TASK OBJECTIVE
Your task is to output all the records below, word for word.

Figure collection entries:
══════════════════════════════

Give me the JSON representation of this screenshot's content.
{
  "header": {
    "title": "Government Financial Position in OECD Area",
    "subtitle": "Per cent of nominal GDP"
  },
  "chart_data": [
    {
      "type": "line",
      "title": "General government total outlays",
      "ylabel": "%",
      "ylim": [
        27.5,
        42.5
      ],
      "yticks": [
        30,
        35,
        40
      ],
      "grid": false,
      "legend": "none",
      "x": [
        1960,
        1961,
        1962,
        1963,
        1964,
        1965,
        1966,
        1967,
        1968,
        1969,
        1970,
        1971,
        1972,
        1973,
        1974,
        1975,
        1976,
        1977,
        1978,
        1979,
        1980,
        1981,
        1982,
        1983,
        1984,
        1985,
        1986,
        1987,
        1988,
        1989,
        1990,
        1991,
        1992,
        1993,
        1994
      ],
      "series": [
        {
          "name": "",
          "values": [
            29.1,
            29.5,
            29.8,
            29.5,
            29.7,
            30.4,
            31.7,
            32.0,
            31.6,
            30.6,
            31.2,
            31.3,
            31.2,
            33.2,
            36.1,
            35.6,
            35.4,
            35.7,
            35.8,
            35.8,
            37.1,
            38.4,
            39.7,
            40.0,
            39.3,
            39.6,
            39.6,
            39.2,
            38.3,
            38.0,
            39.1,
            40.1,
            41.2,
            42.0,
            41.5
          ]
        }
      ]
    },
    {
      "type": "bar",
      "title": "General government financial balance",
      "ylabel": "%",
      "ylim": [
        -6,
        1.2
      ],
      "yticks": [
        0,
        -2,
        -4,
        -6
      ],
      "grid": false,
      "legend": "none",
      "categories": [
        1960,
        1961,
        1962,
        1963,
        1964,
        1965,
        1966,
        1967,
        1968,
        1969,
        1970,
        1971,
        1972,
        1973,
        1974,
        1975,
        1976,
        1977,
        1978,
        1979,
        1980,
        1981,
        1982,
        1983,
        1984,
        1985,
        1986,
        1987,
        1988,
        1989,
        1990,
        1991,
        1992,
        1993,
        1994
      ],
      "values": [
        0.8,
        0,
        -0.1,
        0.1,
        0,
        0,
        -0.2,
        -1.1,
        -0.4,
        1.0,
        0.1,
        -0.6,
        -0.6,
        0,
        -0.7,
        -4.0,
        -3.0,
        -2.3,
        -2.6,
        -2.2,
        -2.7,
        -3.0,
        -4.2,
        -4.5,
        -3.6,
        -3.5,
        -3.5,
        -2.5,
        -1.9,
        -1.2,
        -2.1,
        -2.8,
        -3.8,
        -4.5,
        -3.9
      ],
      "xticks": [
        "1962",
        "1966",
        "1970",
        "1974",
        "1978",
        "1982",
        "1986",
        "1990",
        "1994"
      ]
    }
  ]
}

══════════════════════════════

FINAL RESULT
Give me the JSON representation of this screenshot's content.
{
  "header": {
    "title": "Government Financial Position in OECD Area",
    "subtitle": "Per cent of nominal GDP"
  },
  "chart_data": [
    {
      "type": "line",
      "title": "General government total outlays",
      "ylabel": "%",
      "ylim": [
        27.5,
        42.5
      ],
      "yticks": [
        30,
        35,
        40
      ],
      "grid": false,
      "legend": "none",
      "x": [
        1960,
        1961,
        1962,
        1963,
        1964,
        1965,
        1966,
        1967,
        1968,
        1969,
        1970,
        1971,
        1972,
        1973,
        1974,
        1975,
        1976,
        1977,
        1978,
        1979,
        1980,
        1981,
        1982,
        1983,
        1984,
        1985,
        1986,
        1987,
        1988,
        1989,
        1990,
        1991,
        1992,
        1993,
        1994
      ],
      "series": [
        {
          "name": "",
          "values": [
            29.1,
            29.5,
            29.8,
            29.5,
            29.7,
            30.4,
            31.7,
            32.0,
            31.6,
            30.6,
            31.2,
            31.3,
            31.2,
            33.2,
            36.1,
            35.6,
            35.4,
            35.7,
            35.8,
            35.8,
            37.1,
            38.4,
            39.7,
            40.0,
            39.3,
            39.6,
            39.6,
            39.2,
            38.3,
            38.0,
            39.1,
            40.1,
            41.2,
            42.0,
            41.5
          ]
        }
      ]
    },
    {
      "type": "bar",
      "title": "General government financial balance",
      "ylabel": "%",
      "ylim": [
        -6,
        1.2
      ],
      "yticks": [
        0,
        -2,
        -4,
        -6
      ],
      "grid": false,
      "legend": "none",
      "categories": [
        1960,
        1961,
        1962,
        1963,
        1964,
        1965,
        1966,
        1967,
        1968,
        1969,
        1970,
        1971,
        1972,
        1973,
        1974,
        1975,
        1976,
        1977,
        1978,
        1979,
        1980,
        1981,
        1982,
        1983,
        1984,
        1985,
        1986,
        1987,
        1988,
        1989,
        1990,
        1991,
        1992,
        1993,
        1994
      ],
      "values": [
        0.8,
        0,
        -0.1,
        0.1,
        0,
        0,
        -0.2,
        -1.1,
        -0.4,
        1.0,
        0.1,
        -0.6,
        -0.6,
        0,
        -0.7,
        -4.0,
        -3.0,
        -2.3,
        -2.6,
        -2.2,
        -2.7,
        -3.0,
        -4.2,
        -4.5,
        -3.6,
        -3.5,
        -3.5,
        -2.5,
        -1.9,
        -1.2,
        -2.1,
        -2.8,
        -3.8,
        -4.5,
        -3.9
      ],
      "xticks": [
        "1962",
        "1966",
        "1970",
        "1974",
        "1978",
        "1982",
        "1986",
        "1990",
        "1994"
      ]
    }
  ]
}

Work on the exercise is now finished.